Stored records

::::::::

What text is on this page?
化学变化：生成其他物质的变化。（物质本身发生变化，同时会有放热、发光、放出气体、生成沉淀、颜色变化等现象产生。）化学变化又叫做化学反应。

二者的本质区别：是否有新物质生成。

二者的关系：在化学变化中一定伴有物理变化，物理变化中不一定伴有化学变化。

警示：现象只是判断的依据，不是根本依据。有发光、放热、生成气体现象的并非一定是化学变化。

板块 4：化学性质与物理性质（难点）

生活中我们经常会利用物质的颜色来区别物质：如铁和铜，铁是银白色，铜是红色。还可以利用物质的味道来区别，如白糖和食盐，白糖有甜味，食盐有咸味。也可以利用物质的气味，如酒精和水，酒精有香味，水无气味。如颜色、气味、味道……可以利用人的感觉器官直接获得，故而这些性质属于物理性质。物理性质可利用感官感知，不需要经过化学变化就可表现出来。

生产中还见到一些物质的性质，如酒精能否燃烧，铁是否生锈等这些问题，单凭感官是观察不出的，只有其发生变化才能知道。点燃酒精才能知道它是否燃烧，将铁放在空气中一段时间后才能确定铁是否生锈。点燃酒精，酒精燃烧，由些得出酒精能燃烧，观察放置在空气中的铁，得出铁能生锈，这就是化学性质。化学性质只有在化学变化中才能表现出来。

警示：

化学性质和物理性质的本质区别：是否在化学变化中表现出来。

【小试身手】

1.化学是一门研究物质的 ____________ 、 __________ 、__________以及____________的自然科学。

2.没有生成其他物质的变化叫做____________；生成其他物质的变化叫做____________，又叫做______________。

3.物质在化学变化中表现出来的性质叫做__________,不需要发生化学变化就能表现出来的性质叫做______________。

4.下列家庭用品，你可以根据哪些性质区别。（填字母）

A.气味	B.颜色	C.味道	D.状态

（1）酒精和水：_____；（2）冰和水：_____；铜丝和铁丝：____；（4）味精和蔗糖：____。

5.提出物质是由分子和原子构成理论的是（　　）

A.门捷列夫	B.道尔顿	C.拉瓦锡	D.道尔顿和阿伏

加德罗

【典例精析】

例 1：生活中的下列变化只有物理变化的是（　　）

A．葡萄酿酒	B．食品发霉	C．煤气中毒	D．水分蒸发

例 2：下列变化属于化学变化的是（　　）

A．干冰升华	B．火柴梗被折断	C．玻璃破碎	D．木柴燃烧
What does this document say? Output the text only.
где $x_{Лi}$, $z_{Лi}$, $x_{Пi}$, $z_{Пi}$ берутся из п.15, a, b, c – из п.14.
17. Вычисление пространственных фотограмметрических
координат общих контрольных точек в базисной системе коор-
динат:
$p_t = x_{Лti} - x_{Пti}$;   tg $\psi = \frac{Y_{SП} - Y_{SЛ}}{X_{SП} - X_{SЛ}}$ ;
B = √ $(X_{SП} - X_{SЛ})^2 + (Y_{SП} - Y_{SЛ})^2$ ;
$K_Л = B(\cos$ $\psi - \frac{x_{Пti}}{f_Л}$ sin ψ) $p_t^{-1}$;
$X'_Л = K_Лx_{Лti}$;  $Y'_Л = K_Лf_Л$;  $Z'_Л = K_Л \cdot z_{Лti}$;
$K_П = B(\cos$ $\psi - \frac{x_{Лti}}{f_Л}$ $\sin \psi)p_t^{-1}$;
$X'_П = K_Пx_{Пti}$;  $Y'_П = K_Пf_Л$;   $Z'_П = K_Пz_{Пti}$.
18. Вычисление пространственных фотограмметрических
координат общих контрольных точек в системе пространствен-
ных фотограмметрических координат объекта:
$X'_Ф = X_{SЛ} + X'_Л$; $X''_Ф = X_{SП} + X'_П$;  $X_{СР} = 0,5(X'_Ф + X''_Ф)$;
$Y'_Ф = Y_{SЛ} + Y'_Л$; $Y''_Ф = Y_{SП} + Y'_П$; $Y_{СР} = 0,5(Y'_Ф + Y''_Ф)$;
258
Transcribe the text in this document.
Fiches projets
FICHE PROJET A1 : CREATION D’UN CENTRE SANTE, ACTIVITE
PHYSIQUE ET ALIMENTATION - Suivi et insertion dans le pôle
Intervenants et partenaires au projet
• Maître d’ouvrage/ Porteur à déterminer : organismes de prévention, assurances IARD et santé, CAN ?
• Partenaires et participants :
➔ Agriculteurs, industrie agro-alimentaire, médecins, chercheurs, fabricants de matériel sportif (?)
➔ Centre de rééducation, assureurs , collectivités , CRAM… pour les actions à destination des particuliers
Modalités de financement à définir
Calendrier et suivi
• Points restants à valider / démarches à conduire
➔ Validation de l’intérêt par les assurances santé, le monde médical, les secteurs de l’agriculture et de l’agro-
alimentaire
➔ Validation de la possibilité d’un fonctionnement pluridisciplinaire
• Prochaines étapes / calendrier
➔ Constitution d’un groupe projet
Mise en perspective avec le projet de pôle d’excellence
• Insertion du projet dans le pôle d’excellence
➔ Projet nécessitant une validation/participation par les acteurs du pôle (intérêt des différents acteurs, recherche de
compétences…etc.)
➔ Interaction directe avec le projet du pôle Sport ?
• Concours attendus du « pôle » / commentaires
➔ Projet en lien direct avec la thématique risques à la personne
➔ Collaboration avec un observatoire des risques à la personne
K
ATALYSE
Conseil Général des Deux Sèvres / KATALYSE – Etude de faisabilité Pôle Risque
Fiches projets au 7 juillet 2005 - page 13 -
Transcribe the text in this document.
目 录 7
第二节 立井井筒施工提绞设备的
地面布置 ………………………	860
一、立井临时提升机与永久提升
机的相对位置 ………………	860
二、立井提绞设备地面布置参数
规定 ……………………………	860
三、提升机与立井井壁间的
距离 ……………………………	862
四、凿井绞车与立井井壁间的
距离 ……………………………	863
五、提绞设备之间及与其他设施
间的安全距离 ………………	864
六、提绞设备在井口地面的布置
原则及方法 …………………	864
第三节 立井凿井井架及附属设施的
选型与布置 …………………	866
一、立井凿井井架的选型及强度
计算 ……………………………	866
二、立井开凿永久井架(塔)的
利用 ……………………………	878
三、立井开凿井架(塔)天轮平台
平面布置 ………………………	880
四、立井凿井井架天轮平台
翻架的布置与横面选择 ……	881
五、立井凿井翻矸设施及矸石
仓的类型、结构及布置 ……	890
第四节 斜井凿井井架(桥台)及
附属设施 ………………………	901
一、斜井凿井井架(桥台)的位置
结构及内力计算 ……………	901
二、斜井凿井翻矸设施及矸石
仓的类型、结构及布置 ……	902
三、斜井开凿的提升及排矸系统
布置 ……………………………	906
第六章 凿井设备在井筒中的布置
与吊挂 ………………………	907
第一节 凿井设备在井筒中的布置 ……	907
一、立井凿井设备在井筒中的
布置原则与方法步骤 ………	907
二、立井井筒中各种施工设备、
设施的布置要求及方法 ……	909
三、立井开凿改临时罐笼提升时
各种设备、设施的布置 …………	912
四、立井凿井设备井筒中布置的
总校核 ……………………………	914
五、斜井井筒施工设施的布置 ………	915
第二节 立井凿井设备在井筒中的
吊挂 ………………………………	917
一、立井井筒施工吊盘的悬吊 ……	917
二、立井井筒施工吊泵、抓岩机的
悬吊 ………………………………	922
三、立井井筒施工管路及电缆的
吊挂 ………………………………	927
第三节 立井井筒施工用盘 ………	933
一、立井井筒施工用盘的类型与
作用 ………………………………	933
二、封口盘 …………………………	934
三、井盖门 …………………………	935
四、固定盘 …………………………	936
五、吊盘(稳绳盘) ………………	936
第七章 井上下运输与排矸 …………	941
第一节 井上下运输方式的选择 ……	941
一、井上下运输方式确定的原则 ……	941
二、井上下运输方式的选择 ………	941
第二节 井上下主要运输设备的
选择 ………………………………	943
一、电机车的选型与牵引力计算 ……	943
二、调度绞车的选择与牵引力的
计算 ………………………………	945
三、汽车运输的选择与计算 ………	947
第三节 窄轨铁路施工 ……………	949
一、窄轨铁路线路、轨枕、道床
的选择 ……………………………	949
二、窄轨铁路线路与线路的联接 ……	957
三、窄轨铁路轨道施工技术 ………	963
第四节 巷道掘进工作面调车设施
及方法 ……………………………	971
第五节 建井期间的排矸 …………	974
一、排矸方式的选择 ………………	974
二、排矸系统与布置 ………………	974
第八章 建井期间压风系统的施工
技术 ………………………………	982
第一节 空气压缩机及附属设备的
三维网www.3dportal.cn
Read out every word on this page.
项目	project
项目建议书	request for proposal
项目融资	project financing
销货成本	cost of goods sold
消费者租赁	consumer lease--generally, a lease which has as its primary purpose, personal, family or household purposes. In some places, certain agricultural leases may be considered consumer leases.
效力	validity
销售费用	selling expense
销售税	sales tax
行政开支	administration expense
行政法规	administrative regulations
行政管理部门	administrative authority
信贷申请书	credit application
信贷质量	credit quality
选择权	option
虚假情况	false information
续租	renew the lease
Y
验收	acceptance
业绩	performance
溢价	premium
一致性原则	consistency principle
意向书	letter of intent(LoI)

::::::::

* Direction *
Copy out every line of the data that includes "точек".

* The result *
координат общих контрольных точек в базисной системе коор-
координат общих контрольных точек в системе пространствен-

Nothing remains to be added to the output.